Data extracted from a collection

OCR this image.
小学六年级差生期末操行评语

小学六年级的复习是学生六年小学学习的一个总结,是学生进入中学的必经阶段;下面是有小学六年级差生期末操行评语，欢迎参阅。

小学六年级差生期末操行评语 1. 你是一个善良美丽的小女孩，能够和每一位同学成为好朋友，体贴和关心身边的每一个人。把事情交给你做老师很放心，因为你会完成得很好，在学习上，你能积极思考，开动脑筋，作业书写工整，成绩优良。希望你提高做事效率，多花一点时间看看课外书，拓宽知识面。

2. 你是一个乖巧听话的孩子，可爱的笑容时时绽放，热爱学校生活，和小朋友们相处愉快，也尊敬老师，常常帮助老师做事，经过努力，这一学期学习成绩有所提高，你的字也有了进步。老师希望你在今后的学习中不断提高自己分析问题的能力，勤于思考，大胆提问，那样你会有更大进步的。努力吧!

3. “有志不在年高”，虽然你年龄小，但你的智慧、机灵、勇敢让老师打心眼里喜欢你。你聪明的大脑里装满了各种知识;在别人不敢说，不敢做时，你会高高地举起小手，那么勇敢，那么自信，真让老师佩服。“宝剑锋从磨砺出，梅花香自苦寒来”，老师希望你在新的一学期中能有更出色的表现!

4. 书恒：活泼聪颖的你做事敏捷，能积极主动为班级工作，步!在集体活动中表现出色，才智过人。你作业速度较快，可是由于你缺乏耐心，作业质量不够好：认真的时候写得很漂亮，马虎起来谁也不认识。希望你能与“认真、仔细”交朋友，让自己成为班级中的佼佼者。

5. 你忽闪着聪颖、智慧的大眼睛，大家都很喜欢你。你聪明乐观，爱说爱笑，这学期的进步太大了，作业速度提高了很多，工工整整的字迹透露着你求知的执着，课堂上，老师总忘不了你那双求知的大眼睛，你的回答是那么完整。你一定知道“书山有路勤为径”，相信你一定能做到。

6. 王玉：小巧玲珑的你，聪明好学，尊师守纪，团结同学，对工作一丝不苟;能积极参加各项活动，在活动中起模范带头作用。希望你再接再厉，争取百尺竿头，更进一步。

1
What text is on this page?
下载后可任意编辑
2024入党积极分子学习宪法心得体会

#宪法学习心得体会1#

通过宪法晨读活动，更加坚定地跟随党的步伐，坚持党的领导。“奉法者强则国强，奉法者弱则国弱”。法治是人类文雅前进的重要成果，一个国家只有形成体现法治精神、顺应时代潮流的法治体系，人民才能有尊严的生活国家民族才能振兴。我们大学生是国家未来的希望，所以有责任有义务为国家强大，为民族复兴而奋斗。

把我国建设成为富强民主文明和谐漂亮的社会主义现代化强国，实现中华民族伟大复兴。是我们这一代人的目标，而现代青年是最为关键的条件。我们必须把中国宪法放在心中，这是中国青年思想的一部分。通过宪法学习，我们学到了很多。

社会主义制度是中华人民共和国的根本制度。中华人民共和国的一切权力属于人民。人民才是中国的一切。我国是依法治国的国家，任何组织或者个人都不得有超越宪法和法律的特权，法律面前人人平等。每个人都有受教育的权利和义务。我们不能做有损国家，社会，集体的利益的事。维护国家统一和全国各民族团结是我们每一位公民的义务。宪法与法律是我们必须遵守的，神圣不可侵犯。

> Aim of the task:
Lines containing the word "this" are to be tallied; report only the total.

> Correct answer:
2